--- What the exercise asks ---
Report how many lines contain "word"; state the number and nothing else.
— Start —
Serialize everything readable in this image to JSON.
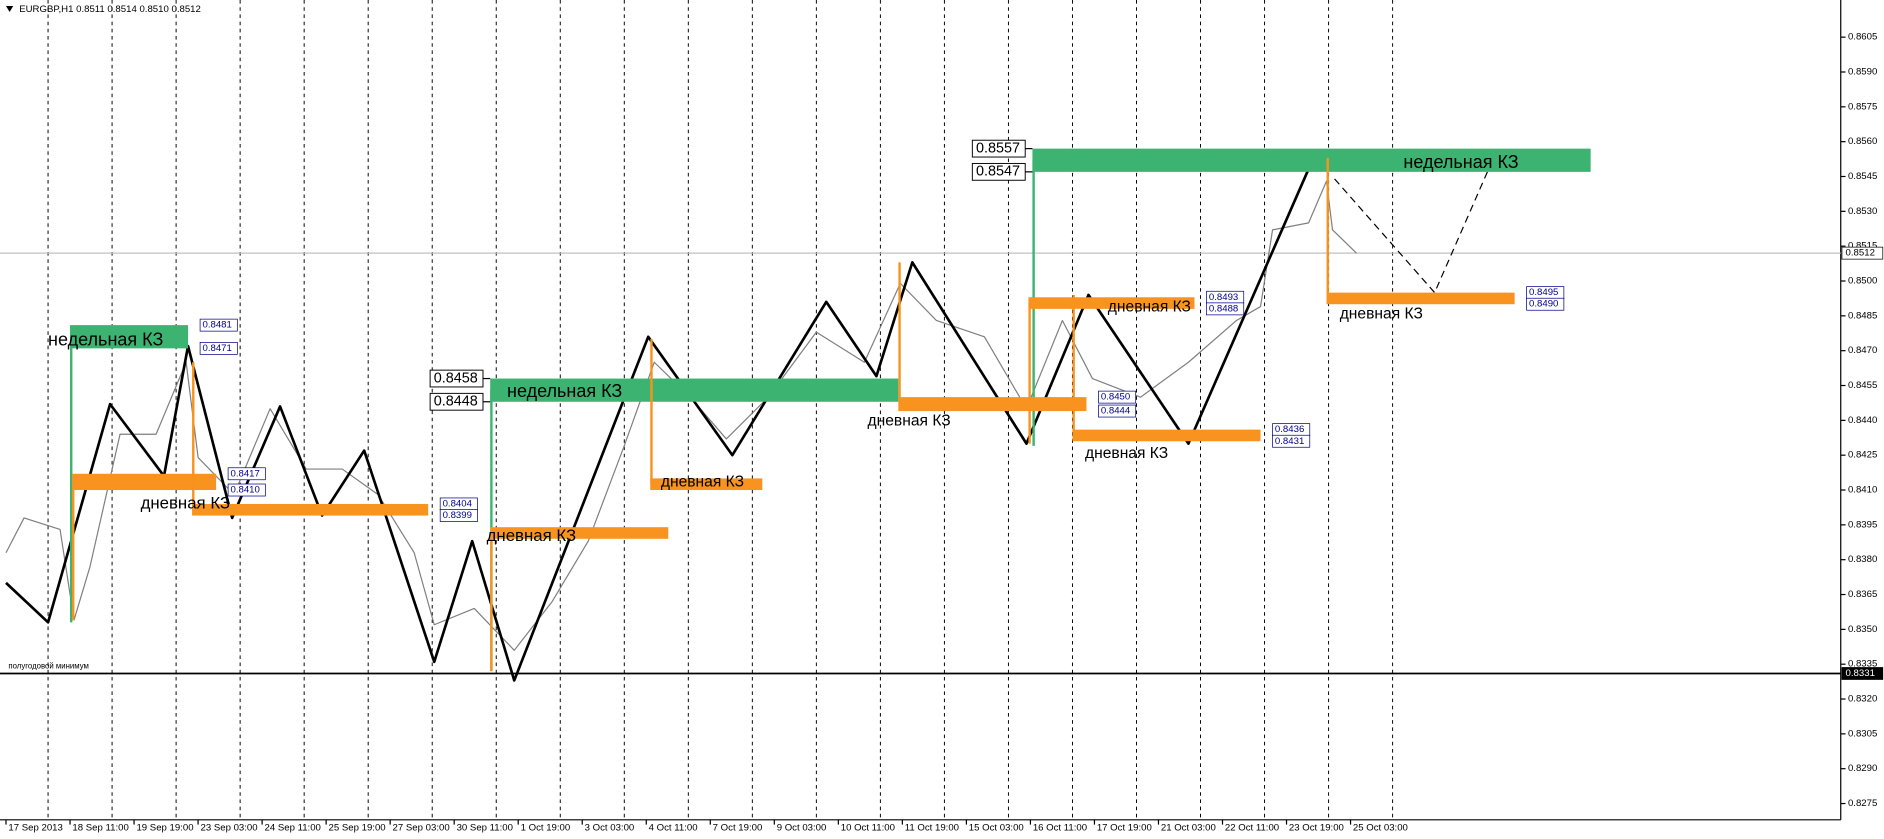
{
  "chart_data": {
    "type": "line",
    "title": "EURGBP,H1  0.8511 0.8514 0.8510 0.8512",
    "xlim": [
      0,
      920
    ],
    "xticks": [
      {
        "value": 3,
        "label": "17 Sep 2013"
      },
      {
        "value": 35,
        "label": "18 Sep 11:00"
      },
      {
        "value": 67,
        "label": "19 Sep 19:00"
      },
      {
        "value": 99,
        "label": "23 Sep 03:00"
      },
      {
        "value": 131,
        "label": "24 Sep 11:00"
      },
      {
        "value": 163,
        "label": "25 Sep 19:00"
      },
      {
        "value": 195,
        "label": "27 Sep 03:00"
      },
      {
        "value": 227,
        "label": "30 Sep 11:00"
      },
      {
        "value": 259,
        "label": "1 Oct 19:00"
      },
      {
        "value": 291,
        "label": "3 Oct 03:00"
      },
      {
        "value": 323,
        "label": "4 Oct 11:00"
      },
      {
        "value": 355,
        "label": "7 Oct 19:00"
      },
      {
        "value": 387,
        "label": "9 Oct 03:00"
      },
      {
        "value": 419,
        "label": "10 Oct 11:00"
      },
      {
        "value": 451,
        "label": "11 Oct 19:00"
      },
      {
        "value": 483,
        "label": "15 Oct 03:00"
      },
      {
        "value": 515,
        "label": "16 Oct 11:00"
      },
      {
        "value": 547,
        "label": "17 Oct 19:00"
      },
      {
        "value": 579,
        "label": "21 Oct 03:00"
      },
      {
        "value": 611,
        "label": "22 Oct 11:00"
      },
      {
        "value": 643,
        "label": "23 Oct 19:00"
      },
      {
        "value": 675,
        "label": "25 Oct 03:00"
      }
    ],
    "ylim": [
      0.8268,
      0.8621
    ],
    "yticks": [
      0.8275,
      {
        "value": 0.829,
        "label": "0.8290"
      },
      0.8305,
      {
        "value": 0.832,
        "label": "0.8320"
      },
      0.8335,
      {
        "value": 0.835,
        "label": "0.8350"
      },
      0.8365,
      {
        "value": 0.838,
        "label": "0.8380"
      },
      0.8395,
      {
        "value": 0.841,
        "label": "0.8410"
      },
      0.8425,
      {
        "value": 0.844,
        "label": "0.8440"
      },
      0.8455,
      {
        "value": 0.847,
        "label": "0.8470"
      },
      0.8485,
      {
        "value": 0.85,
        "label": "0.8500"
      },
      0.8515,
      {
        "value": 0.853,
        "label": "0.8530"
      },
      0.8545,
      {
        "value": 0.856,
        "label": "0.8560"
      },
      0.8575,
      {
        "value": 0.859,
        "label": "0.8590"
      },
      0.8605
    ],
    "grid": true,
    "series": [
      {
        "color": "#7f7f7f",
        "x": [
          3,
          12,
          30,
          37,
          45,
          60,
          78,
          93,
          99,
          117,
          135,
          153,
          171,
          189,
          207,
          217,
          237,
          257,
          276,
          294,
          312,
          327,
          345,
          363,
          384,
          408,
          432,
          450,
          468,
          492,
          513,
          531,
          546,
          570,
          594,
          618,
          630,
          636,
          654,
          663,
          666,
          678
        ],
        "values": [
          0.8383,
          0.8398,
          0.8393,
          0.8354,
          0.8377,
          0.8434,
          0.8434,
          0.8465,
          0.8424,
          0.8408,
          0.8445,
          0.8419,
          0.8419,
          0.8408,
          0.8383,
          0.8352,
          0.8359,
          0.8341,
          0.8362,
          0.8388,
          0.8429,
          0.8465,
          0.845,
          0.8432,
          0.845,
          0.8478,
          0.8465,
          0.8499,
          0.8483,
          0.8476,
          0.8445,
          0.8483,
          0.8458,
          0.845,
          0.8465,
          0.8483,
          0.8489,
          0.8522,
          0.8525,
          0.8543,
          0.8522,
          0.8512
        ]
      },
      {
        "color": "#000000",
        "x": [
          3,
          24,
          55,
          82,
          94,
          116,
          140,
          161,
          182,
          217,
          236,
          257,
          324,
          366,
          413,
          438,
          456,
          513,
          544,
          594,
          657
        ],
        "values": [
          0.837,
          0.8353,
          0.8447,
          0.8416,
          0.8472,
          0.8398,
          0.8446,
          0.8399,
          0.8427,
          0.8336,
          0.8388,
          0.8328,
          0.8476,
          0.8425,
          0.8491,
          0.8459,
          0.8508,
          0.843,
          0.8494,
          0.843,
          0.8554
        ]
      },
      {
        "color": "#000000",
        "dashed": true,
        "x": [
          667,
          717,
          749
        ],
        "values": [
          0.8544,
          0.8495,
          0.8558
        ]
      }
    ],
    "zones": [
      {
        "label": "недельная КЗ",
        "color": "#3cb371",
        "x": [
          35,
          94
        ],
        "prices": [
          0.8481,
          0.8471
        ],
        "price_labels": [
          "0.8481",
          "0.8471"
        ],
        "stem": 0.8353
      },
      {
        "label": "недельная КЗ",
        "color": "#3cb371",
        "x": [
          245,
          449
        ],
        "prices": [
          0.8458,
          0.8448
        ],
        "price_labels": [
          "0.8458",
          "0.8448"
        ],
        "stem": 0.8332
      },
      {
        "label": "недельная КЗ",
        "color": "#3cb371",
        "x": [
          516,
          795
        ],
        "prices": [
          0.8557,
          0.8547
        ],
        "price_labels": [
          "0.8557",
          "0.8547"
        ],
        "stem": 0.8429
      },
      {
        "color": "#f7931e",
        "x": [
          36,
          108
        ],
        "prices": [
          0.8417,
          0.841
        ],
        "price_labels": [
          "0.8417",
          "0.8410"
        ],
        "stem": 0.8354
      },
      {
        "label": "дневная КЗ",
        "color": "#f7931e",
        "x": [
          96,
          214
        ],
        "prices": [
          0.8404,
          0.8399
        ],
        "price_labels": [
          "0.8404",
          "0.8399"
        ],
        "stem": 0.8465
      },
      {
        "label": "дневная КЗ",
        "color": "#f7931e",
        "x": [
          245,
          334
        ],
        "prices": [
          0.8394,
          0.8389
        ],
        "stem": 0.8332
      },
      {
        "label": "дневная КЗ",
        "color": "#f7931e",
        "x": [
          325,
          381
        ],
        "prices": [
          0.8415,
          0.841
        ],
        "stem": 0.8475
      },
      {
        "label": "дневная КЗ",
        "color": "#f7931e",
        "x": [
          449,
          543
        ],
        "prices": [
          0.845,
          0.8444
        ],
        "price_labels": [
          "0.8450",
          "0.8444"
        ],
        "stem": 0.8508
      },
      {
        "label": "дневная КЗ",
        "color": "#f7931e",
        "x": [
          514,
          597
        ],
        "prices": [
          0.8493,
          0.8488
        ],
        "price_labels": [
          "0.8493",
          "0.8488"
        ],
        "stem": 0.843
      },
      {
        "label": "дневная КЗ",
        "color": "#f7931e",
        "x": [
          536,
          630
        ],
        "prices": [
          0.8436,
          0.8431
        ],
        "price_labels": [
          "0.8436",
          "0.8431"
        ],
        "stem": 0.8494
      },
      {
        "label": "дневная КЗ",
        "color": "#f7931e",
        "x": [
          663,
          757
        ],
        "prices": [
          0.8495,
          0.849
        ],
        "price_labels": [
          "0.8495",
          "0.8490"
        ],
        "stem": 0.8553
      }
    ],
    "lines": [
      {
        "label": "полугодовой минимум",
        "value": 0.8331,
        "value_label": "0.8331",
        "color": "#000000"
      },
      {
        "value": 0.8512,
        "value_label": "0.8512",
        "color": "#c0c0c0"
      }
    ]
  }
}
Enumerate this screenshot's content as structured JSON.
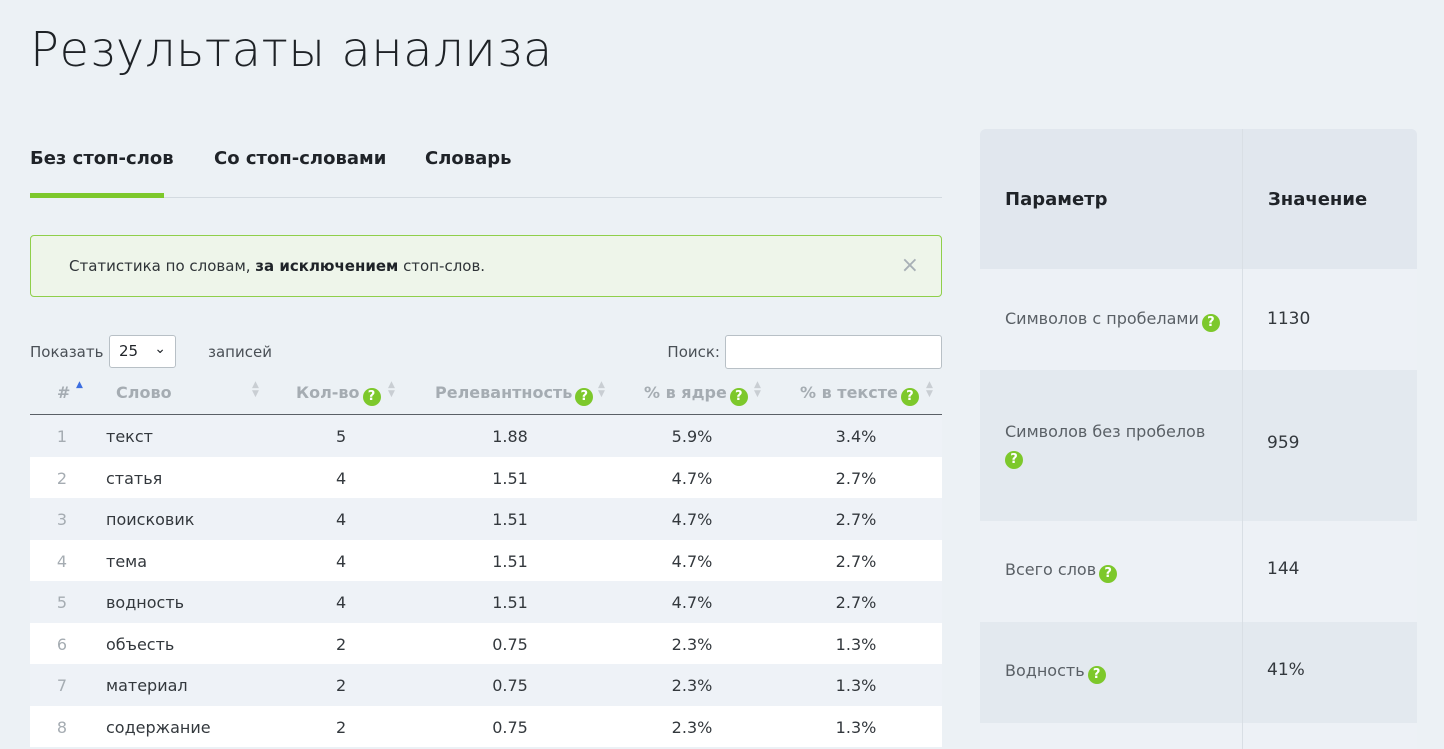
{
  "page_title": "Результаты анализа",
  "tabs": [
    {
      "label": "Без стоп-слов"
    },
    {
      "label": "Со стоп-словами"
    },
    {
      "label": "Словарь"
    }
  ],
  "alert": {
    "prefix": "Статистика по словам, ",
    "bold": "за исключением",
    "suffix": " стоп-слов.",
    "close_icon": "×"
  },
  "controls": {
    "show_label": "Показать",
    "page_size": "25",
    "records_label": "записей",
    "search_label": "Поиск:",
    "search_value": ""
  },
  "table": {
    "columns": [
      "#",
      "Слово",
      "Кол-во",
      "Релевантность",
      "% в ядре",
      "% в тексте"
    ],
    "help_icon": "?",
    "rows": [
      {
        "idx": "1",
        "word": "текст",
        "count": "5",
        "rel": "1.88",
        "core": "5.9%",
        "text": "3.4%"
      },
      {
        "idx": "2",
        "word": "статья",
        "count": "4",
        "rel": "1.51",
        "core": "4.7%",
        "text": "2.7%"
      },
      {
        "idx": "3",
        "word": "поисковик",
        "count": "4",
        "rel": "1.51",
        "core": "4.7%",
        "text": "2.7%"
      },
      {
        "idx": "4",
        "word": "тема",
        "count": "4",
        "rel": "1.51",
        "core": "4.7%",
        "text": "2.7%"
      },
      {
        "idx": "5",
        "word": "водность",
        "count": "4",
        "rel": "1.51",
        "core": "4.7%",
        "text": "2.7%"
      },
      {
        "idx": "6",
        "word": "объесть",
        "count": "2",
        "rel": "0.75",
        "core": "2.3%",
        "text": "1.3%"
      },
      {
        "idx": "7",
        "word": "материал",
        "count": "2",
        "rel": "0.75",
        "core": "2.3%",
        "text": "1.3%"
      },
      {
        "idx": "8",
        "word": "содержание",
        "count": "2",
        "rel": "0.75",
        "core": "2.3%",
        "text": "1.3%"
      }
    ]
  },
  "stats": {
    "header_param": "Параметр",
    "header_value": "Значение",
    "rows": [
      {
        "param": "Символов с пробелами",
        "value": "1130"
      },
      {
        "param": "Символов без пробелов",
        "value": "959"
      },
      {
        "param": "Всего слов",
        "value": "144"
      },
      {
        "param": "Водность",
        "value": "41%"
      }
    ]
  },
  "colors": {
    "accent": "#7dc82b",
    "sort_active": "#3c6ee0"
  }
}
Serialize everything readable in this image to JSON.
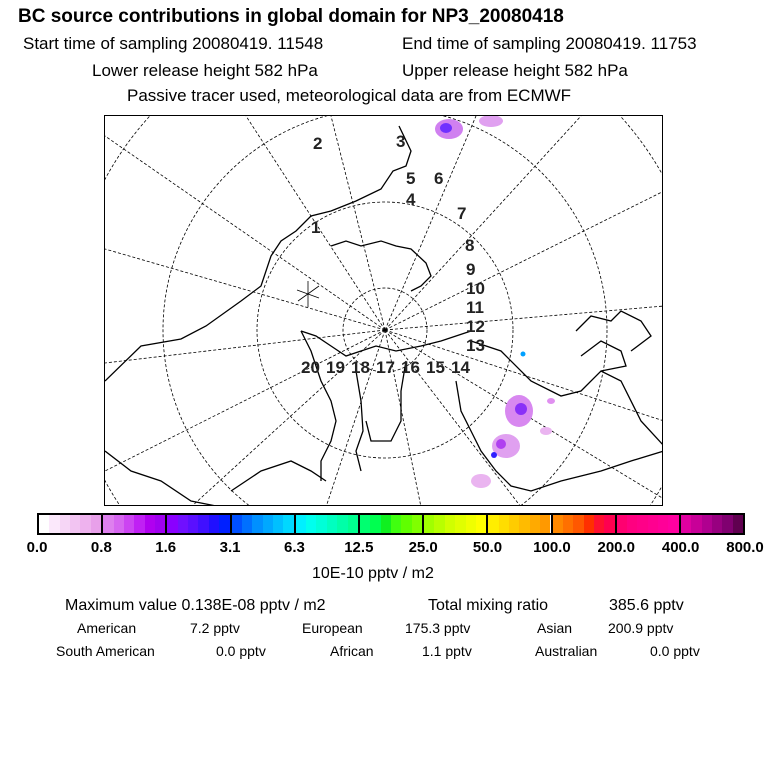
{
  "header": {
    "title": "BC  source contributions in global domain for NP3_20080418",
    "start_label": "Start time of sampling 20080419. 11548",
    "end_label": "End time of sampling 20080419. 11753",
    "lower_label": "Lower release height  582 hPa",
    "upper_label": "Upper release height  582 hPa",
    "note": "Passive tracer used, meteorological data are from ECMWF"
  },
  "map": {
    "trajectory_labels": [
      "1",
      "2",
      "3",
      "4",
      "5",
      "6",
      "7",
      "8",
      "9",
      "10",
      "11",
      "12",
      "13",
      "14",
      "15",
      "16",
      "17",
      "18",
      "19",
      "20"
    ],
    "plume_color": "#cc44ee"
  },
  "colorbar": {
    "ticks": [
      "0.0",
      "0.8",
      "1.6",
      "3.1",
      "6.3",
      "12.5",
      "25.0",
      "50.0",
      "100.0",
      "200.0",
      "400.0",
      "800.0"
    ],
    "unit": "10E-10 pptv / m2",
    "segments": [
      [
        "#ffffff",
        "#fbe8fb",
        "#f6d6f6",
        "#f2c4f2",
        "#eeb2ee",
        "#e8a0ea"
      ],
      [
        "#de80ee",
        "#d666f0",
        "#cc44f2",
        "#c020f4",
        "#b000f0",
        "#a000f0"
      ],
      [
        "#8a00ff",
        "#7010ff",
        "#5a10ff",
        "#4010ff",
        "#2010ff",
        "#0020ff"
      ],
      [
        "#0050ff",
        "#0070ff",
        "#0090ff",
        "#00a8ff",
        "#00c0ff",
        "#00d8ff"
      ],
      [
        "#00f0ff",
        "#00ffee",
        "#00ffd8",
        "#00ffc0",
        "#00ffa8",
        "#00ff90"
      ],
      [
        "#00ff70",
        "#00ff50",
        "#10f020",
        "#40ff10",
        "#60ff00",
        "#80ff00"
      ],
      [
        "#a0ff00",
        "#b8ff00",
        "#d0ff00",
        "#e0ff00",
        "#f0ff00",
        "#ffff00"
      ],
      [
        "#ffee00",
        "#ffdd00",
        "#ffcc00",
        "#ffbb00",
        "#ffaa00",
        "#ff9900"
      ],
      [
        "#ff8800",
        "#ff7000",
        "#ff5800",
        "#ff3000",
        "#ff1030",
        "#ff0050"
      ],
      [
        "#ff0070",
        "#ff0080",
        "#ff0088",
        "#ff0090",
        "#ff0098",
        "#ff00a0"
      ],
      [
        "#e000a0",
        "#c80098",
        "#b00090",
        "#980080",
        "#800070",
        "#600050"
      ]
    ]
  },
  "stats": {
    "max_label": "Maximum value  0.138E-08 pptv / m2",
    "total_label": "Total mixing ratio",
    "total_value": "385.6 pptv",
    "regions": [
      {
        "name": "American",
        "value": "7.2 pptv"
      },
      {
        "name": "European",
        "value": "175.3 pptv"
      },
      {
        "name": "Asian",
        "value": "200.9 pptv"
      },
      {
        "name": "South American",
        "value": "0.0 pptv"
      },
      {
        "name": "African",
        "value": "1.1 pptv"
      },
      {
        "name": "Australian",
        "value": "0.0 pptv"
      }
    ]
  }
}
— End —
--- Solution for this task ---
8